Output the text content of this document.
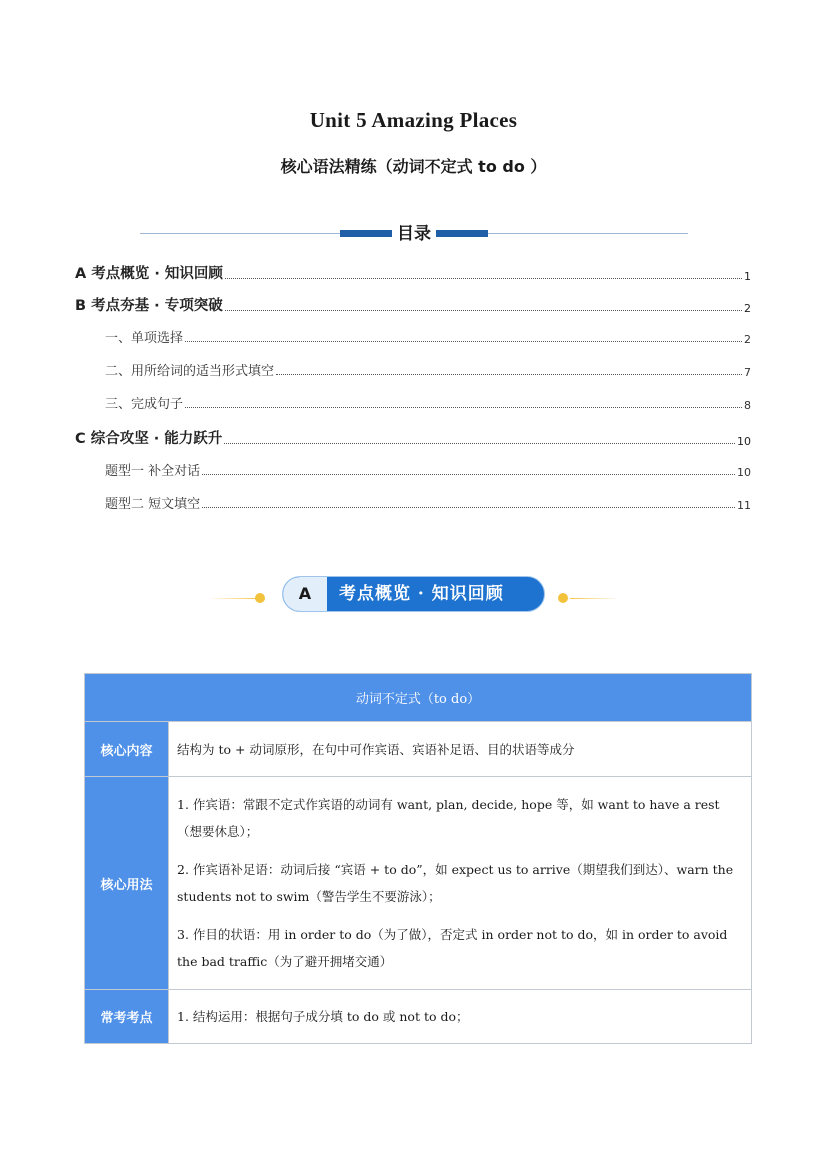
Unit 5 Amazing Places
核心语法精练（动词不定式 to do ）
目录
A 考点概览 · 知识回顾	1
B 考点夯基 · 专项突破	2
一、单项选择	2
二、用所给词的适当形式填空	7
三、完成句子	8
C 综合攻坚 · 能力跃升	10
题型一 补全对话	10
题型二 短文填空	11
A	考点概览 · 知识回顾
动词不定式（to do）	
核心内容	结构为 to + 动词原形，在句中可作宾语、宾语补足语、目的状语等成分

核心用法	1. 作宾语：常跟不定式作宾语的动词有 want, plan, decide, hope 等，如 want to have a rest（想要休息）；

2. 作宾语补足语：动词后接 “宾语 + to do”，如 expect us to arrive（期望我们到达）、warn the students not to swim（警告学生不要游泳）；

3. 作目的状语：用 in order to do（为了做），否定式 in order not to do，如 in order to avoid the bad traffic（为了避开拥堵交通）

常考考点	1. 结构运用：根据句子成分填 to do 或 not to do；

» **Written task**
Copy each line in full and exactly, omitting any picture.

» **Exercise response**
Output the text content of this document.
Unit 5 Amazing Places
核心语法精练（动词不定式 to do ）
目录
A 考点概览 · 知识回顾	1
B 考点夯基 · 专项突破	2
一、单项选择	2
二、用所给词的适当形式填空	7
三、完成句子	8
C 综合攻坚 · 能力跃升	10
题型一 补全对话	10
题型二 短文填空	11
A	考点概览 · 知识回顾
动词不定式（to do）	
核心内容	结构为 to + 动词原形，在句中可作宾语、宾语补足语、目的状语等成分

核心用法	1. 作宾语：常跟不定式作宾语的动词有 want, plan, decide, hope 等，如 want to have a rest（想要休息）；

2. 作宾语补足语：动词后接 “宾语 + to do”，如 expect us to arrive（期望我们到达）、warn the students not to swim（警告学生不要游泳）；

3. 作目的状语：用 in order to do（为了做），否定式 in order not to do，如 in order to avoid the bad traffic（为了避开拥堵交通）

常考考点	1. 结构运用：根据句子成分填 to do 或 not to do；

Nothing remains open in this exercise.